▸ **Work required**:
Reproduce the records below in full and word for word, excluding pictures.
##########
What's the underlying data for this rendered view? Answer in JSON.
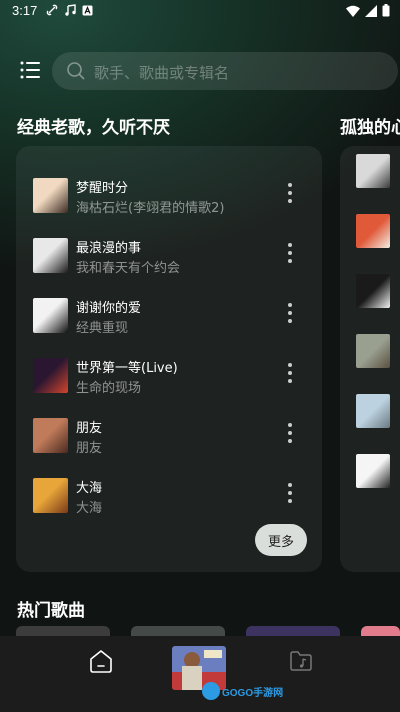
{
  "status_bar": {
    "time": "3:17",
    "icons_left": [
      "link-icon",
      "music-note-icon",
      "font-icon"
    ],
    "icons_right": [
      "wifi-icon",
      "signal-icon",
      "battery-icon"
    ]
  },
  "search": {
    "placeholder": "歌手、歌曲或专辑名"
  },
  "sections": {
    "classic_title": "经典老歌，久听不厌",
    "lonely_title": "孤独的心",
    "hot_title": "热门歌曲"
  },
  "classic_songs": [
    {
      "title": "梦醒时分",
      "subtitle": "海枯石烂(李翊君的情歌2)",
      "thumb_colors": [
        "#f0d9c0",
        "#3b2a22"
      ]
    },
    {
      "title": "最浪漫的事",
      "subtitle": "我和春天有个约会",
      "thumb_colors": [
        "#e8e8e8",
        "#1a1a1a"
      ]
    },
    {
      "title": "谢谢你的爱",
      "subtitle": "经典重现",
      "thumb_colors": [
        "#f2f2f2",
        "#111111"
      ]
    },
    {
      "title": "世界第一等(Live)",
      "subtitle": "生命的现场",
      "thumb_colors": [
        "#2a1630",
        "#d4452e"
      ]
    },
    {
      "title": "朋友",
      "subtitle": "朋友",
      "thumb_colors": [
        "#c07b5a",
        "#4a2a20"
      ]
    },
    {
      "title": "大海",
      "subtitle": "大海",
      "thumb_colors": [
        "#e8a63a",
        "#7a3a16"
      ]
    }
  ],
  "more_label": "更多",
  "lonely_thumbs": [
    [
      "#d9d9d9",
      "#3a3a3a"
    ],
    [
      "#e05a3a",
      "#f3efe6"
    ],
    [
      "#1a1a1a",
      "#f3f3f3"
    ],
    [
      "#9aa090",
      "#5a5040"
    ],
    [
      "#bcd2e0",
      "#6a7a80"
    ],
    [
      "#f5f5f5",
      "#222222"
    ]
  ],
  "hot_cards": [
    "#3c3c3c",
    "#434a48",
    "#3d3360",
    "#e07c8c"
  ],
  "watermark": {
    "text": "GOGO手游网"
  },
  "colors": {
    "accent_bg": "#1f4a3c",
    "card_bg": "rgba(255,255,255,0.06)",
    "more_button_bg": "#d9dedb"
  }
}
##########
▸ **Solution to this problem**:
What's the underlying data for this rendered view? Answer in JSON.
{
  "status_bar": {
    "time": "3:17",
    "icons_left": [
      "link-icon",
      "music-note-icon",
      "font-icon"
    ],
    "icons_right": [
      "wifi-icon",
      "signal-icon",
      "battery-icon"
    ]
  },
  "search": {
    "placeholder": "歌手、歌曲或专辑名"
  },
  "sections": {
    "classic_title": "经典老歌，久听不厌",
    "lonely_title": "孤独的心",
    "hot_title": "热门歌曲"
  },
  "classic_songs": [
    {
      "title": "梦醒时分",
      "subtitle": "海枯石烂(李翊君的情歌2)",
      "thumb_colors": [
        "#f0d9c0",
        "#3b2a22"
      ]
    },
    {
      "title": "最浪漫的事",
      "subtitle": "我和春天有个约会",
      "thumb_colors": [
        "#e8e8e8",
        "#1a1a1a"
      ]
    },
    {
      "title": "谢谢你的爱",
      "subtitle": "经典重现",
      "thumb_colors": [
        "#f2f2f2",
        "#111111"
      ]
    },
    {
      "title": "世界第一等(Live)",
      "subtitle": "生命的现场",
      "thumb_colors": [
        "#2a1630",
        "#d4452e"
      ]
    },
    {
      "title": "朋友",
      "subtitle": "朋友",
      "thumb_colors": [
        "#c07b5a",
        "#4a2a20"
      ]
    },
    {
      "title": "大海",
      "subtitle": "大海",
      "thumb_colors": [
        "#e8a63a",
        "#7a3a16"
      ]
    }
  ],
  "more_label": "更多",
  "lonely_thumbs": [
    [
      "#d9d9d9",
      "#3a3a3a"
    ],
    [
      "#e05a3a",
      "#f3efe6"
    ],
    [
      "#1a1a1a",
      "#f3f3f3"
    ],
    [
      "#9aa090",
      "#5a5040"
    ],
    [
      "#bcd2e0",
      "#6a7a80"
    ],
    [
      "#f5f5f5",
      "#222222"
    ]
  ],
  "hot_cards": [
    "#3c3c3c",
    "#434a48",
    "#3d3360",
    "#e07c8c"
  ],
  "watermark": {
    "text": "GOGO手游网"
  },
  "colors": {
    "accent_bg": "#1f4a3c",
    "card_bg": "rgba(255,255,255,0.06)",
    "more_button_bg": "#d9dedb"
  }
}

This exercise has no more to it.